◆ **Problem details**:
Below are records. Copy every line with "endocardi" in it.

[Begin Extracted information]

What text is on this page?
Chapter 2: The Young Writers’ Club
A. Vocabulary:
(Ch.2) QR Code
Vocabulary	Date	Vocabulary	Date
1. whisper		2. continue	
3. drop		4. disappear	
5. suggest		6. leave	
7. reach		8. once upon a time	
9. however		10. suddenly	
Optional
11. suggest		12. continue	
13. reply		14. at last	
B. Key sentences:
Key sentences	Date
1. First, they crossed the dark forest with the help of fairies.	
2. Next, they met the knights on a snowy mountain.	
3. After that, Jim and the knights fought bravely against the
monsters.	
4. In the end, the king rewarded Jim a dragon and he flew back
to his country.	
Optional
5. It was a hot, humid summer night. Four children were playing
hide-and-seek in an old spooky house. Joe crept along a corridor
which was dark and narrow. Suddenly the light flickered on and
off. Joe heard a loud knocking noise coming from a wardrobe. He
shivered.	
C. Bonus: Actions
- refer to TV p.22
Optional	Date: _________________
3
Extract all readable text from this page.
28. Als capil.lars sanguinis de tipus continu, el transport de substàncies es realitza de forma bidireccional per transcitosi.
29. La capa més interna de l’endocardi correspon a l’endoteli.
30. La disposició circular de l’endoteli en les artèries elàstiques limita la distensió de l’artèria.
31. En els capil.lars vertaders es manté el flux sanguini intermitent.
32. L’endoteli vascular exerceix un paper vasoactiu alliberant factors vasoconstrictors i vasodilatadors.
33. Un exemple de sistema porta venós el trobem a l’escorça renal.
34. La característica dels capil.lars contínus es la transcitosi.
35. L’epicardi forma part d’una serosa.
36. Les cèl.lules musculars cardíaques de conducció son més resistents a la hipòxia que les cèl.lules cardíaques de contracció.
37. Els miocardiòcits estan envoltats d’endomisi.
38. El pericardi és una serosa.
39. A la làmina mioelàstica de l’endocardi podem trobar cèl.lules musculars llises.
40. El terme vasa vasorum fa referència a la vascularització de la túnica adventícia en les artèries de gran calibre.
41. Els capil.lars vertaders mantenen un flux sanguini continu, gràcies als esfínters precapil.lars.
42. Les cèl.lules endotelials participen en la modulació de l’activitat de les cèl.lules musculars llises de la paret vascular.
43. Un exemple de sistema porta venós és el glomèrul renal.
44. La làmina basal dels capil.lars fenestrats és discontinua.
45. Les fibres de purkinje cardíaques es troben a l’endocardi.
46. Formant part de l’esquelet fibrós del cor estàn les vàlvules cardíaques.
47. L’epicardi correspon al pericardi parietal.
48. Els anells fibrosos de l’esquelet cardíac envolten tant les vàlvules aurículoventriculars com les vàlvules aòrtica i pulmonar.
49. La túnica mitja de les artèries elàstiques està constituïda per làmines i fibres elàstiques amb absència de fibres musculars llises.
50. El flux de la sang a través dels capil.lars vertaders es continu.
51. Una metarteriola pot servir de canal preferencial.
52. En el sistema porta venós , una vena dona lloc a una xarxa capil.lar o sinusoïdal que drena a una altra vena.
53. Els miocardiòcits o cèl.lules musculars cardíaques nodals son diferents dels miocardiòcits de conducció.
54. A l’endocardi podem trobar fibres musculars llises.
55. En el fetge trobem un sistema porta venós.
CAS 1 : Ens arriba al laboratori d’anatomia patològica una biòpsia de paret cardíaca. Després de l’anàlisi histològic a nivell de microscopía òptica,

[End Extracted information]

◆ **Exercise solution**:
29. La capa més interna de l’endocardi correspon a l’endoteli.
39. A la làmina mioelàstica de l’endocardi podem trobar cèl.lules musculars llises.
45. Les fibres de purkinje cardíaques es troben a l’endocardi.
54. A l’endocardi podem trobar fibres musculars llises.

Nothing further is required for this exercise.